**The request**
Search the material below for the string "περισσεύειν" and extract each line that has it.

───── Task material

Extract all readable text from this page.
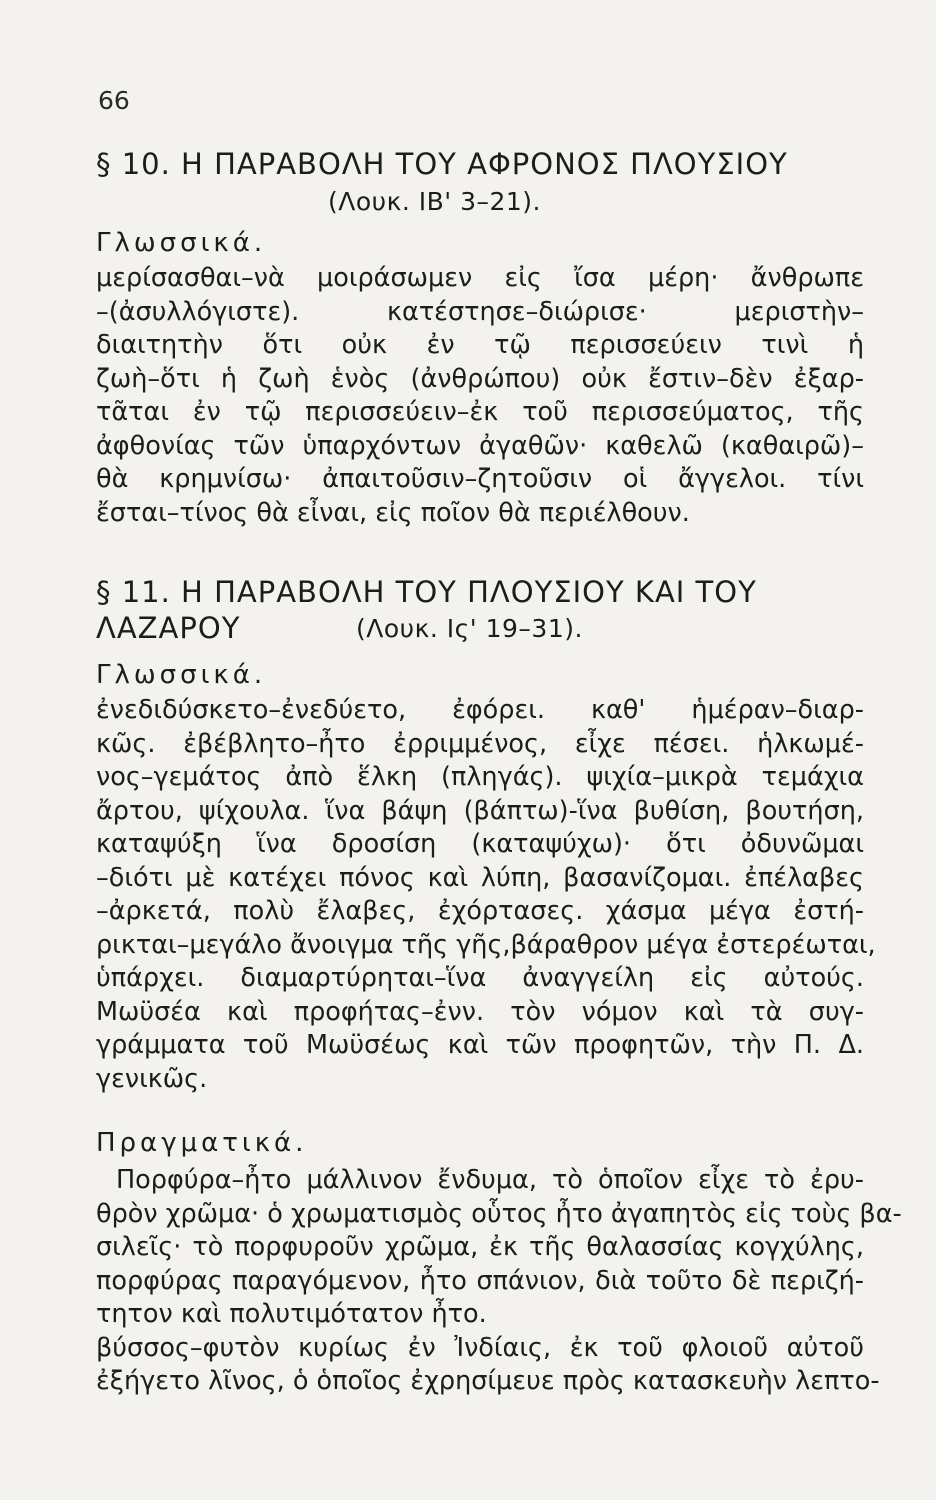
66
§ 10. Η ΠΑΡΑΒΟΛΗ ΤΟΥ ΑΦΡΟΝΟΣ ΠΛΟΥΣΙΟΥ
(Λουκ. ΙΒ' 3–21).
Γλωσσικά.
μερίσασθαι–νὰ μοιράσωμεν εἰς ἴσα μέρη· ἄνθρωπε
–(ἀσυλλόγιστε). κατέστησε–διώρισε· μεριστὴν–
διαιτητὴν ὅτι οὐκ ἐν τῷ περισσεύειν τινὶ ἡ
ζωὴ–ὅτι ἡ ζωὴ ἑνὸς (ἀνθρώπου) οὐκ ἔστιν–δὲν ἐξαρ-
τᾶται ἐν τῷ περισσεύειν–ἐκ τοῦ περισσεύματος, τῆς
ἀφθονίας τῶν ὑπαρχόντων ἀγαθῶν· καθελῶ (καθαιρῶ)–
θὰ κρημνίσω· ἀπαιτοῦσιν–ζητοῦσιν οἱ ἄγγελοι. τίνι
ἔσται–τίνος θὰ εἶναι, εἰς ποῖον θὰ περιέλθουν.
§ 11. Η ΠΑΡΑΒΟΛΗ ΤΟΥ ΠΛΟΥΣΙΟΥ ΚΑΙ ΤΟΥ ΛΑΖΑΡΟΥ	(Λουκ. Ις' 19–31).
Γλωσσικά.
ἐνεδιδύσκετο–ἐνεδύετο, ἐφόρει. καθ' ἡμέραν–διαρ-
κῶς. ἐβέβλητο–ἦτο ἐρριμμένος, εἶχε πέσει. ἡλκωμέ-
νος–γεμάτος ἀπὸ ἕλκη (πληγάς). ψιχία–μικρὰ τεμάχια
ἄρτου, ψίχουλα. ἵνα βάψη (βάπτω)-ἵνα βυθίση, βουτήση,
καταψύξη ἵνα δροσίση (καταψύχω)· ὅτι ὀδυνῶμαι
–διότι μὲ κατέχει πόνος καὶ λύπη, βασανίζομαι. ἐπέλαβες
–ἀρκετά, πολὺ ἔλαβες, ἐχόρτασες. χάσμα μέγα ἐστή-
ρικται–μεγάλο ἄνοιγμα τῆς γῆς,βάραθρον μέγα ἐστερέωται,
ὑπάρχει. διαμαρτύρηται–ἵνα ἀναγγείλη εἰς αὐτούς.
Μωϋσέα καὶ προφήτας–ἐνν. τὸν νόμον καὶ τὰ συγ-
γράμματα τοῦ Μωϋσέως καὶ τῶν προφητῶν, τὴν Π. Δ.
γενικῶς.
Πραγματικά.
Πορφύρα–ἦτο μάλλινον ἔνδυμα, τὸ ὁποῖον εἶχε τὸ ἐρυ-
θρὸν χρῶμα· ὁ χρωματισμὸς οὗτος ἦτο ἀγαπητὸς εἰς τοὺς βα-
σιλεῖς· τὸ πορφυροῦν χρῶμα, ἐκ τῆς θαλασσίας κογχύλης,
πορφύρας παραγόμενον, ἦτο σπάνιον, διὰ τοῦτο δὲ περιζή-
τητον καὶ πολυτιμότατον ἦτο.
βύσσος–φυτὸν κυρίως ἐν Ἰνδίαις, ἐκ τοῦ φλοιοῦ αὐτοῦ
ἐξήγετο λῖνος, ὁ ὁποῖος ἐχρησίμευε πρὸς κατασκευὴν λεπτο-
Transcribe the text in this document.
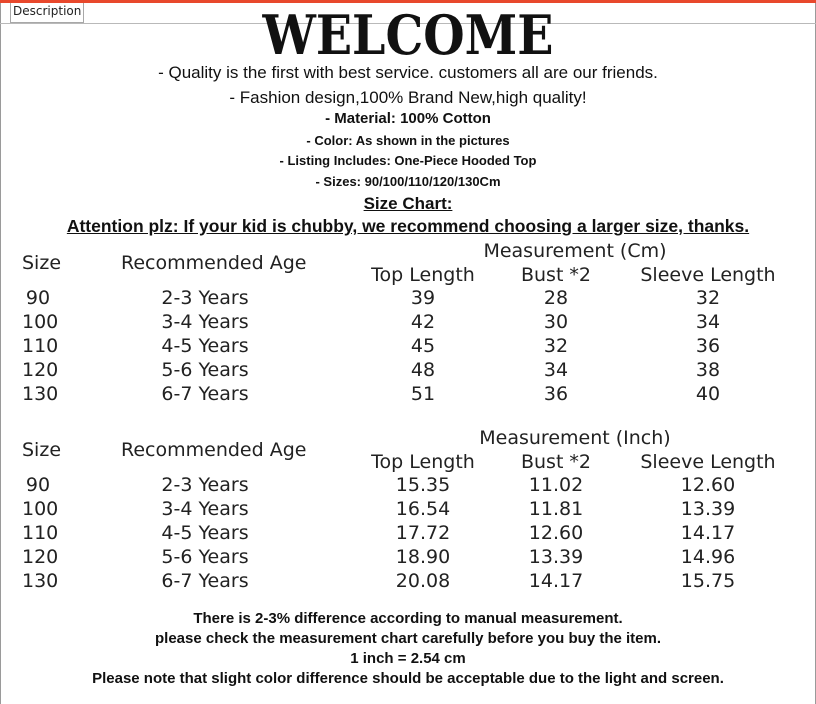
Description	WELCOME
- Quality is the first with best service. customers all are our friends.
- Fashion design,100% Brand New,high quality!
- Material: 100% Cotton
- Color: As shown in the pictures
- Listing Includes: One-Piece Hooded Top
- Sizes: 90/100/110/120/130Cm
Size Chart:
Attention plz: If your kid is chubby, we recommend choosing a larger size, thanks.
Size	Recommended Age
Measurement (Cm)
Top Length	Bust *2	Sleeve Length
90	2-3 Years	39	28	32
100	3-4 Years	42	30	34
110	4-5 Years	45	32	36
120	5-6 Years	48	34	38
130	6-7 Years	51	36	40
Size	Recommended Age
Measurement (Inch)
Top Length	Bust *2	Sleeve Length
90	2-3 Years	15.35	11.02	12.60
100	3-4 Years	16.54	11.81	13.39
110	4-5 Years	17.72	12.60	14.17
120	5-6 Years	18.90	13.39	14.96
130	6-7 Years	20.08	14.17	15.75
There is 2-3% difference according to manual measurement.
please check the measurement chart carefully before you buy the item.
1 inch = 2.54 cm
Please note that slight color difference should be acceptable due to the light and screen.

──────────
───── Task material

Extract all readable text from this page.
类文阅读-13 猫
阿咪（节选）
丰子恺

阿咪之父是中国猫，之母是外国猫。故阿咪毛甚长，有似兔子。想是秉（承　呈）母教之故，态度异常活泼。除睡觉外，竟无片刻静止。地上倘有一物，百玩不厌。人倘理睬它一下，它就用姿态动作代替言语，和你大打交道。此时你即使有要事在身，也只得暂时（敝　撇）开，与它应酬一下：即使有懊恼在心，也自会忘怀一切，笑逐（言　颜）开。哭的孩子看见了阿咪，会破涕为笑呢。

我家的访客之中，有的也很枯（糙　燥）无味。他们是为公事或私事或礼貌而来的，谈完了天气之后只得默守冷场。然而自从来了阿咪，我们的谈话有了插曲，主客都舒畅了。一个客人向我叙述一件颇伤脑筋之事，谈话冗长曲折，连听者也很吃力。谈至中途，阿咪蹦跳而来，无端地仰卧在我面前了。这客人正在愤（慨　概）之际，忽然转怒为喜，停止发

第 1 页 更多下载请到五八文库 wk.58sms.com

──────────
───── Task material

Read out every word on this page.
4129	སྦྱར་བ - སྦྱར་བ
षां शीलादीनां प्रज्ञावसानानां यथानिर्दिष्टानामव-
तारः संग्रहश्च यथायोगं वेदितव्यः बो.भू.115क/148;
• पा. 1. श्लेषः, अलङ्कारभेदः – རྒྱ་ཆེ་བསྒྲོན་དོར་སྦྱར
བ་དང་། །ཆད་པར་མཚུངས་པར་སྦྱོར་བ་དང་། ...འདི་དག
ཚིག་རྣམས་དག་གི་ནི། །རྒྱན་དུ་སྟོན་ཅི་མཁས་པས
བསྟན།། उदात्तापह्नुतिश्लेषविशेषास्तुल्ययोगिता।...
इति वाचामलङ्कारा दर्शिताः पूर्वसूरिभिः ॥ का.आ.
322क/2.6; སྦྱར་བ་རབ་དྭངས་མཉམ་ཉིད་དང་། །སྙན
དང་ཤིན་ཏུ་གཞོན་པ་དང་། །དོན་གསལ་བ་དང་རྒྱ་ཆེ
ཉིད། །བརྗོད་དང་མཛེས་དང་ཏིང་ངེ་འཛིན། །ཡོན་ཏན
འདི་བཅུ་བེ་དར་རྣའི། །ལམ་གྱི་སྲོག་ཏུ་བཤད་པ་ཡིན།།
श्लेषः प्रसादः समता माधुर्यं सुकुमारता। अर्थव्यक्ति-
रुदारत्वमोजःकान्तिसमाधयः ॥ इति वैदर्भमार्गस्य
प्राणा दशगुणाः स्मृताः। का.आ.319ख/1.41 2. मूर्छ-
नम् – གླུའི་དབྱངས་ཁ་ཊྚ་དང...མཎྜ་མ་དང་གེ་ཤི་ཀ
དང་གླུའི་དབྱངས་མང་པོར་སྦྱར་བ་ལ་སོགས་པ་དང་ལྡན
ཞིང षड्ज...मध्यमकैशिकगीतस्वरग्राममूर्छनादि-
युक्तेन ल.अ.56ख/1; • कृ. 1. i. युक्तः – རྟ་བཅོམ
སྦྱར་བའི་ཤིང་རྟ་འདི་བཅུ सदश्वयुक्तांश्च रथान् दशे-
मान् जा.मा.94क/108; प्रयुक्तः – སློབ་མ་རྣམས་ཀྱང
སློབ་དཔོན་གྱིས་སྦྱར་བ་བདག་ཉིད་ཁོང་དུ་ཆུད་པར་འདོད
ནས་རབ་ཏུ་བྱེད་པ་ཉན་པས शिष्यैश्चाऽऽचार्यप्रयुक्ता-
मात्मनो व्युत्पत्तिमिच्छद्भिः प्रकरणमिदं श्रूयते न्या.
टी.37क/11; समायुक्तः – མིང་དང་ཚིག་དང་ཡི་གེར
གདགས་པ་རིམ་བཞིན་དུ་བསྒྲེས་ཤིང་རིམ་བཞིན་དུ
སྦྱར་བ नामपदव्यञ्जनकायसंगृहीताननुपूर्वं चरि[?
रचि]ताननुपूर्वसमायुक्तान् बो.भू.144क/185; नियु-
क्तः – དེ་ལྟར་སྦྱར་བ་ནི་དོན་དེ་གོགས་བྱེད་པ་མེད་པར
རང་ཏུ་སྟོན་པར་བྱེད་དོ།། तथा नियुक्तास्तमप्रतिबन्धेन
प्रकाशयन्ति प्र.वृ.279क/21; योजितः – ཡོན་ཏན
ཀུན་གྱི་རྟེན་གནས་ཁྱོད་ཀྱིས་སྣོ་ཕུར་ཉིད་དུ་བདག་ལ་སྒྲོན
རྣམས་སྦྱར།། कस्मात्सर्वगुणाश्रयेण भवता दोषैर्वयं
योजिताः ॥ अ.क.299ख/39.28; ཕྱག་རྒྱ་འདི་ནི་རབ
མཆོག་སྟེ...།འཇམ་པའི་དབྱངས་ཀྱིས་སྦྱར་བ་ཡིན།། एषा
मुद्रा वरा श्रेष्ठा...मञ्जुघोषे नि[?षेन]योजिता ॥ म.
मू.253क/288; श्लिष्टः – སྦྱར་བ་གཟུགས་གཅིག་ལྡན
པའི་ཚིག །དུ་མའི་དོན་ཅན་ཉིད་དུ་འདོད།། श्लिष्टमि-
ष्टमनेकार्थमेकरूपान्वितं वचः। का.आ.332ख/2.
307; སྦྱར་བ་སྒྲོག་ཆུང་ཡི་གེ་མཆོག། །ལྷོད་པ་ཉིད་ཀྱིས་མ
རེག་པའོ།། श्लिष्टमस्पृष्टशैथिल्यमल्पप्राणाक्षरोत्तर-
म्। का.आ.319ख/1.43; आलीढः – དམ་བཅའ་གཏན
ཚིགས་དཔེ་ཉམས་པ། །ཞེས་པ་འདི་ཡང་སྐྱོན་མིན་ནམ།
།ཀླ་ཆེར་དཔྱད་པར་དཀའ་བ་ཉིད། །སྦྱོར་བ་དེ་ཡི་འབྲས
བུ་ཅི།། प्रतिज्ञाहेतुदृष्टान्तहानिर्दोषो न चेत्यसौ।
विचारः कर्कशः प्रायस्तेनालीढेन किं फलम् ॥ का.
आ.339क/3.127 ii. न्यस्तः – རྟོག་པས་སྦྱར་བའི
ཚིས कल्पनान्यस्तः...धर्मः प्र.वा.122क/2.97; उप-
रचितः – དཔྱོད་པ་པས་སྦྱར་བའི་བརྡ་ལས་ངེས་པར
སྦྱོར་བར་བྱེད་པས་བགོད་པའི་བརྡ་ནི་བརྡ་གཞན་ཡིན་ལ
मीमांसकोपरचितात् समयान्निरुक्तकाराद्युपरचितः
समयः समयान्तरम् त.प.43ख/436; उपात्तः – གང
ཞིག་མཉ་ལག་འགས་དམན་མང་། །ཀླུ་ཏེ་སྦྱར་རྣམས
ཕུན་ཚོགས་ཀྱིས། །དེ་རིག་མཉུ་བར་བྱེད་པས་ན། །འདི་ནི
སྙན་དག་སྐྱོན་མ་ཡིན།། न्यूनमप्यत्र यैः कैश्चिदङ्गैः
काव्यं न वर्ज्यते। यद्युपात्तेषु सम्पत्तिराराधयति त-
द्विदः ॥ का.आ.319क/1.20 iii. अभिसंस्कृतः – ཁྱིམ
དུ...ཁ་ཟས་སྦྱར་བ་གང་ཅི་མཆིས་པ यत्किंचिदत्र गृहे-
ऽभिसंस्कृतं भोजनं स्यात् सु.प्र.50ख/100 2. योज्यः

──────────

**Output for this exercise**
διαιτητὴν ὅτι οὐκ ἐν τῷ περισσεύειν τινὶ ἡ
τᾶται ἐν τῷ περισσεύειν–ἐκ τοῦ περισσεύματος, τῆς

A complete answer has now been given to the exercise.